> Exercise materials
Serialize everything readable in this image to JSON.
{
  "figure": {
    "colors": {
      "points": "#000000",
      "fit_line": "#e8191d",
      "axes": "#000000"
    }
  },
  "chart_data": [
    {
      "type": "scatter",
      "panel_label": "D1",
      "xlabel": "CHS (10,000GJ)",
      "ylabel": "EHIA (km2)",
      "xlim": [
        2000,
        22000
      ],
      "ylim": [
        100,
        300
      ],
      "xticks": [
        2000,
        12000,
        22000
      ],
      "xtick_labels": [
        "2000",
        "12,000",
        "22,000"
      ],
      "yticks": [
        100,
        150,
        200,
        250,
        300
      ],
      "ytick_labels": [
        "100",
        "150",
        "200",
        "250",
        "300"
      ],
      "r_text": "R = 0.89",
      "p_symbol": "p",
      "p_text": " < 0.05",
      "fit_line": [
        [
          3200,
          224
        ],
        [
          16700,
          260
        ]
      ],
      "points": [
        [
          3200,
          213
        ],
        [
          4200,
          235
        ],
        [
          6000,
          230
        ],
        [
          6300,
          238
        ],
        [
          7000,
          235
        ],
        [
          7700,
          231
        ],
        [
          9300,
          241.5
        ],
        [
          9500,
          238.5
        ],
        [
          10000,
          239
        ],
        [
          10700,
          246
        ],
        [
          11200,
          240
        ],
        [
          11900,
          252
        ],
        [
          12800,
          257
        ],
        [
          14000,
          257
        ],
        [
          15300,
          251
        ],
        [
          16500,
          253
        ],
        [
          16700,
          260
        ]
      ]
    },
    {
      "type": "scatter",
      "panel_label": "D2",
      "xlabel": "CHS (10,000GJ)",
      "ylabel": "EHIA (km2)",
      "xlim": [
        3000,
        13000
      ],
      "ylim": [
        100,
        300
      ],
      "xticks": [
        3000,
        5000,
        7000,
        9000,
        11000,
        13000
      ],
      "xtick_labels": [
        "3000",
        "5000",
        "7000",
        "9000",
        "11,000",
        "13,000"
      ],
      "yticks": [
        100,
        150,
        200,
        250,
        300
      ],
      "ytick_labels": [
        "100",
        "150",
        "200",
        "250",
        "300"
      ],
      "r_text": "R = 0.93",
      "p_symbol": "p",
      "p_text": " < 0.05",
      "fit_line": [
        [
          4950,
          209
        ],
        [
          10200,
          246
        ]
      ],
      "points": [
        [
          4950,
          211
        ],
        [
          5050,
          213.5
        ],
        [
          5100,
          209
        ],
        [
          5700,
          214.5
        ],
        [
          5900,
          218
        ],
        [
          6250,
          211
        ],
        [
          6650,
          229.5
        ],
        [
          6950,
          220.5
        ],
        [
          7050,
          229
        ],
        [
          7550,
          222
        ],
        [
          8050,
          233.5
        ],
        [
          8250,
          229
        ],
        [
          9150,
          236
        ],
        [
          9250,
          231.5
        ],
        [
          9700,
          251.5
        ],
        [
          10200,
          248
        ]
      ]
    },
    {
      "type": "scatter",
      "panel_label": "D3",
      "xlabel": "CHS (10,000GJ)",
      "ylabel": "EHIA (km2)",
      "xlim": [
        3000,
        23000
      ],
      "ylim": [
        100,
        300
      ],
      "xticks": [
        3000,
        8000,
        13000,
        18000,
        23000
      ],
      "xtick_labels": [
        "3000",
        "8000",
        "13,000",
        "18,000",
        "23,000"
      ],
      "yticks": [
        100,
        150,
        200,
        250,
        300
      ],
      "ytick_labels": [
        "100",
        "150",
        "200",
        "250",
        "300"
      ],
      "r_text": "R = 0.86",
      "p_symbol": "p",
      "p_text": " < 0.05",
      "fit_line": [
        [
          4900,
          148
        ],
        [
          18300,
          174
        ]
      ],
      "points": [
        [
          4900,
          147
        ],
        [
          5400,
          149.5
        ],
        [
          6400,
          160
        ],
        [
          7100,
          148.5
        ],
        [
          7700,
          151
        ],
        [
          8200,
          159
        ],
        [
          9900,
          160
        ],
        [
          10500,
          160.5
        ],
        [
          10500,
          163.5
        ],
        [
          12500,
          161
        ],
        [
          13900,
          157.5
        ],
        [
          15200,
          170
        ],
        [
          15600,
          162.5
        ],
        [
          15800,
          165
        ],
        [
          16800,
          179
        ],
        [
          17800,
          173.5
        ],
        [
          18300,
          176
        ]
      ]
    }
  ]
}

> Stated task
Extract all the material, leaving every line as it is.

> Response to the exercise
Serialize everything readable in this image to JSON.
{
  "figure": {
    "colors": {
      "points": "#000000",
      "fit_line": "#e8191d",
      "axes": "#000000"
    }
  },
  "chart_data": [
    {
      "type": "scatter",
      "panel_label": "D1",
      "xlabel": "CHS (10,000GJ)",
      "ylabel": "EHIA (km2)",
      "xlim": [
        2000,
        22000
      ],
      "ylim": [
        100,
        300
      ],
      "xticks": [
        2000,
        12000,
        22000
      ],
      "xtick_labels": [
        "2000",
        "12,000",
        "22,000"
      ],
      "yticks": [
        100,
        150,
        200,
        250,
        300
      ],
      "ytick_labels": [
        "100",
        "150",
        "200",
        "250",
        "300"
      ],
      "r_text": "R = 0.89",
      "p_symbol": "p",
      "p_text": " < 0.05",
      "fit_line": [
        [
          3200,
          224
        ],
        [
          16700,
          260
        ]
      ],
      "points": [
        [
          3200,
          213
        ],
        [
          4200,
          235
        ],
        [
          6000,
          230
        ],
        [
          6300,
          238
        ],
        [
          7000,
          235
        ],
        [
          7700,
          231
        ],
        [
          9300,
          241.5
        ],
        [
          9500,
          238.5
        ],
        [
          10000,
          239
        ],
        [
          10700,
          246
        ],
        [
          11200,
          240
        ],
        [
          11900,
          252
        ],
        [
          12800,
          257
        ],
        [
          14000,
          257
        ],
        [
          15300,
          251
        ],
        [
          16500,
          253
        ],
        [
          16700,
          260
        ]
      ]
    },
    {
      "type": "scatter",
      "panel_label": "D2",
      "xlabel": "CHS (10,000GJ)",
      "ylabel": "EHIA (km2)",
      "xlim": [
        3000,
        13000
      ],
      "ylim": [
        100,
        300
      ],
      "xticks": [
        3000,
        5000,
        7000,
        9000,
        11000,
        13000
      ],
      "xtick_labels": [
        "3000",
        "5000",
        "7000",
        "9000",
        "11,000",
        "13,000"
      ],
      "yticks": [
        100,
        150,
        200,
        250,
        300
      ],
      "ytick_labels": [
        "100",
        "150",
        "200",
        "250",
        "300"
      ],
      "r_text": "R = 0.93",
      "p_symbol": "p",
      "p_text": " < 0.05",
      "fit_line": [
        [
          4950,
          209
        ],
        [
          10200,
          246
        ]
      ],
      "points": [
        [
          4950,
          211
        ],
        [
          5050,
          213.5
        ],
        [
          5100,
          209
        ],
        [
          5700,
          214.5
        ],
        [
          5900,
          218
        ],
        [
          6250,
          211
        ],
        [
          6650,
          229.5
        ],
        [
          6950,
          220.5
        ],
        [
          7050,
          229
        ],
        [
          7550,
          222
        ],
        [
          8050,
          233.5
        ],
        [
          8250,
          229
        ],
        [
          9150,
          236
        ],
        [
          9250,
          231.5
        ],
        [
          9700,
          251.5
        ],
        [
          10200,
          248
        ]
      ]
    },
    {
      "type": "scatter",
      "panel_label": "D3",
      "xlabel": "CHS (10,000GJ)",
      "ylabel": "EHIA (km2)",
      "xlim": [
        3000,
        23000
      ],
      "ylim": [
        100,
        300
      ],
      "xticks": [
        3000,
        8000,
        13000,
        18000,
        23000
      ],
      "xtick_labels": [
        "3000",
        "8000",
        "13,000",
        "18,000",
        "23,000"
      ],
      "yticks": [
        100,
        150,
        200,
        250,
        300
      ],
      "ytick_labels": [
        "100",
        "150",
        "200",
        "250",
        "300"
      ],
      "r_text": "R = 0.86",
      "p_symbol": "p",
      "p_text": " < 0.05",
      "fit_line": [
        [
          4900,
          148
        ],
        [
          18300,
          174
        ]
      ],
      "points": [
        [
          4900,
          147
        ],
        [
          5400,
          149.5
        ],
        [
          6400,
          160
        ],
        [
          7100,
          148.5
        ],
        [
          7700,
          151
        ],
        [
          8200,
          159
        ],
        [
          9900,
          160
        ],
        [
          10500,
          160.5
        ],
        [
          10500,
          163.5
        ],
        [
          12500,
          161
        ],
        [
          13900,
          157.5
        ],
        [
          15200,
          170
        ],
        [
          15600,
          162.5
        ],
        [
          15800,
          165
        ],
        [
          16800,
          179
        ],
        [
          17800,
          173.5
        ],
        [
          18300,
          176
        ]
      ]
    }
  ]
}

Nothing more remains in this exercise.